Given records =>
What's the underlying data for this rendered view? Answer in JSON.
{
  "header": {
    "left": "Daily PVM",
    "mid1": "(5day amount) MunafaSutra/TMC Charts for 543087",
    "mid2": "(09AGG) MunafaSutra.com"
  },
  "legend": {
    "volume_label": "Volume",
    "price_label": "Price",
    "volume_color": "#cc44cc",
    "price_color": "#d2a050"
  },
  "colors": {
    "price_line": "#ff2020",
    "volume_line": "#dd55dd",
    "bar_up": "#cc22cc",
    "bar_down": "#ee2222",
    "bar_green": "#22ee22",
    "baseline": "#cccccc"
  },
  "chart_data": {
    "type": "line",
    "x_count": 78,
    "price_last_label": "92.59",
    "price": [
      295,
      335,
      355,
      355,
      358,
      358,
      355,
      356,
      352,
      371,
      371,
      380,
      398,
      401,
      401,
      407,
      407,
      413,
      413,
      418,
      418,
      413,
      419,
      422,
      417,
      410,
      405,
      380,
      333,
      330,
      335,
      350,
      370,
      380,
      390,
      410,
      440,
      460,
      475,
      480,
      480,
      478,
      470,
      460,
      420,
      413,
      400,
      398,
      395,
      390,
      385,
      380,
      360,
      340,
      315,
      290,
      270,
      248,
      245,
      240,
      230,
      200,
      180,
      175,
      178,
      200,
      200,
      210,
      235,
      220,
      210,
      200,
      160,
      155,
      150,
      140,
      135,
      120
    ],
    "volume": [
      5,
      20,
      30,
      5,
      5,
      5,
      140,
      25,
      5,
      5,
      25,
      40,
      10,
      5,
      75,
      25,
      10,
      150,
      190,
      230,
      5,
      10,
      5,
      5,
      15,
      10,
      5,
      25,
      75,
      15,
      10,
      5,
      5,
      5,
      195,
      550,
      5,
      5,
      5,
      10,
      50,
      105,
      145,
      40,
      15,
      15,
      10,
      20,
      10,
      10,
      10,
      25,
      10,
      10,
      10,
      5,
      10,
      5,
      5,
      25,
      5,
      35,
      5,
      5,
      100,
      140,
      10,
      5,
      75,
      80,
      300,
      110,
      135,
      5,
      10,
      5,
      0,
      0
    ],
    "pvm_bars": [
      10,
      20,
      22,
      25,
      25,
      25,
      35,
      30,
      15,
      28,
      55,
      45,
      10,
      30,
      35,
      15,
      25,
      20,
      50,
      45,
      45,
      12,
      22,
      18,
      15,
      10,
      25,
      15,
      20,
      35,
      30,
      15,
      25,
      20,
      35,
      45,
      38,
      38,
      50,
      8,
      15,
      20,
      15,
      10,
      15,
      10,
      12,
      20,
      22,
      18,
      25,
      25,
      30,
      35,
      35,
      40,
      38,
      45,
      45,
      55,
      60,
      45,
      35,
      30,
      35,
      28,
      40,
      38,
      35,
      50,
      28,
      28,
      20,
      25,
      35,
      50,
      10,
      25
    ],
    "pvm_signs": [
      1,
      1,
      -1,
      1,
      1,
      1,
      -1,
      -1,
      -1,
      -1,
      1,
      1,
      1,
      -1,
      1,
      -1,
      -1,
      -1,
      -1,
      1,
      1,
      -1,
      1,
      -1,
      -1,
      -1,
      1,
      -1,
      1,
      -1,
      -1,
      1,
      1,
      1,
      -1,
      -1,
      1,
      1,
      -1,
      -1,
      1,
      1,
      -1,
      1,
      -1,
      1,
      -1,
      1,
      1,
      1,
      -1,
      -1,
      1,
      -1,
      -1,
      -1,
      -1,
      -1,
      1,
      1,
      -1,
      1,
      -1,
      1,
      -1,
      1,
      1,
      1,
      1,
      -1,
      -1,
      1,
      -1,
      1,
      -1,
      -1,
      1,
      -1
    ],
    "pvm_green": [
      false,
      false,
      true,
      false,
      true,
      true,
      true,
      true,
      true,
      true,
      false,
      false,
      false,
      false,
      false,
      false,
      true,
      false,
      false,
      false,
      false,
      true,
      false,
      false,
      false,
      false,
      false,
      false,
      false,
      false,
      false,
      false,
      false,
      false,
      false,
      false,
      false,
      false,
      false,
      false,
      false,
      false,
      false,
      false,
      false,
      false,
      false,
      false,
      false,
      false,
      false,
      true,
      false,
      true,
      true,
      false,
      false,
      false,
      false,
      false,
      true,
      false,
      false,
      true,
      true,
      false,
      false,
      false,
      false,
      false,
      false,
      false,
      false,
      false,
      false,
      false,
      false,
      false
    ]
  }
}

Request => All of the data above should be transcribed exactly.

Final answer =>
What's the underlying data for this rendered view? Answer in JSON.
{
  "header": {
    "left": "Daily PVM",
    "mid1": "(5day amount) MunafaSutra/TMC Charts for 543087",
    "mid2": "(09AGG) MunafaSutra.com"
  },
  "legend": {
    "volume_label": "Volume",
    "price_label": "Price",
    "volume_color": "#cc44cc",
    "price_color": "#d2a050"
  },
  "colors": {
    "price_line": "#ff2020",
    "volume_line": "#dd55dd",
    "bar_up": "#cc22cc",
    "bar_down": "#ee2222",
    "bar_green": "#22ee22",
    "baseline": "#cccccc"
  },
  "chart_data": {
    "type": "line",
    "x_count": 78,
    "price_last_label": "92.59",
    "price": [
      295,
      335,
      355,
      355,
      358,
      358,
      355,
      356,
      352,
      371,
      371,
      380,
      398,
      401,
      401,
      407,
      407,
      413,
      413,
      418,
      418,
      413,
      419,
      422,
      417,
      410,
      405,
      380,
      333,
      330,
      335,
      350,
      370,
      380,
      390,
      410,
      440,
      460,
      475,
      480,
      480,
      478,
      470,
      460,
      420,
      413,
      400,
      398,
      395,
      390,
      385,
      380,
      360,
      340,
      315,
      290,
      270,
      248,
      245,
      240,
      230,
      200,
      180,
      175,
      178,
      200,
      200,
      210,
      235,
      220,
      210,
      200,
      160,
      155,
      150,
      140,
      135,
      120
    ],
    "volume": [
      5,
      20,
      30,
      5,
      5,
      5,
      140,
      25,
      5,
      5,
      25,
      40,
      10,
      5,
      75,
      25,
      10,
      150,
      190,
      230,
      5,
      10,
      5,
      5,
      15,
      10,
      5,
      25,
      75,
      15,
      10,
      5,
      5,
      5,
      195,
      550,
      5,
      5,
      5,
      10,
      50,
      105,
      145,
      40,
      15,
      15,
      10,
      20,
      10,
      10,
      10,
      25,
      10,
      10,
      10,
      5,
      10,
      5,
      5,
      25,
      5,
      35,
      5,
      5,
      100,
      140,
      10,
      5,
      75,
      80,
      300,
      110,
      135,
      5,
      10,
      5,
      0,
      0
    ],
    "pvm_bars": [
      10,
      20,
      22,
      25,
      25,
      25,
      35,
      30,
      15,
      28,
      55,
      45,
      10,
      30,
      35,
      15,
      25,
      20,
      50,
      45,
      45,
      12,
      22,
      18,
      15,
      10,
      25,
      15,
      20,
      35,
      30,
      15,
      25,
      20,
      35,
      45,
      38,
      38,
      50,
      8,
      15,
      20,
      15,
      10,
      15,
      10,
      12,
      20,
      22,
      18,
      25,
      25,
      30,
      35,
      35,
      40,
      38,
      45,
      45,
      55,
      60,
      45,
      35,
      30,
      35,
      28,
      40,
      38,
      35,
      50,
      28,
      28,
      20,
      25,
      35,
      50,
      10,
      25
    ],
    "pvm_signs": [
      1,
      1,
      -1,
      1,
      1,
      1,
      -1,
      -1,
      -1,
      -1,
      1,
      1,
      1,
      -1,
      1,
      -1,
      -1,
      -1,
      -1,
      1,
      1,
      -1,
      1,
      -1,
      -1,
      -1,
      1,
      -1,
      1,
      -1,
      -1,
      1,
      1,
      1,
      -1,
      -1,
      1,
      1,
      -1,
      -1,
      1,
      1,
      -1,
      1,
      -1,
      1,
      -1,
      1,
      1,
      1,
      -1,
      -1,
      1,
      -1,
      -1,
      -1,
      -1,
      -1,
      1,
      1,
      -1,
      1,
      -1,
      1,
      -1,
      1,
      1,
      1,
      1,
      -1,
      -1,
      1,
      -1,
      1,
      -1,
      -1,
      1,
      -1
    ],
    "pvm_green": [
      false,
      false,
      true,
      false,
      true,
      true,
      true,
      true,
      true,
      true,
      false,
      false,
      false,
      false,
      false,
      false,
      true,
      false,
      false,
      false,
      false,
      true,
      false,
      false,
      false,
      false,
      false,
      false,
      false,
      false,
      false,
      false,
      false,
      false,
      false,
      false,
      false,
      false,
      false,
      false,
      false,
      false,
      false,
      false,
      false,
      false,
      false,
      false,
      false,
      false,
      false,
      true,
      false,
      true,
      true,
      false,
      false,
      false,
      false,
      false,
      true,
      false,
      false,
      true,
      true,
      false,
      false,
      false,
      false,
      false,
      false,
      false,
      false,
      false,
      false,
      false,
      false,
      false
    ]
  }
}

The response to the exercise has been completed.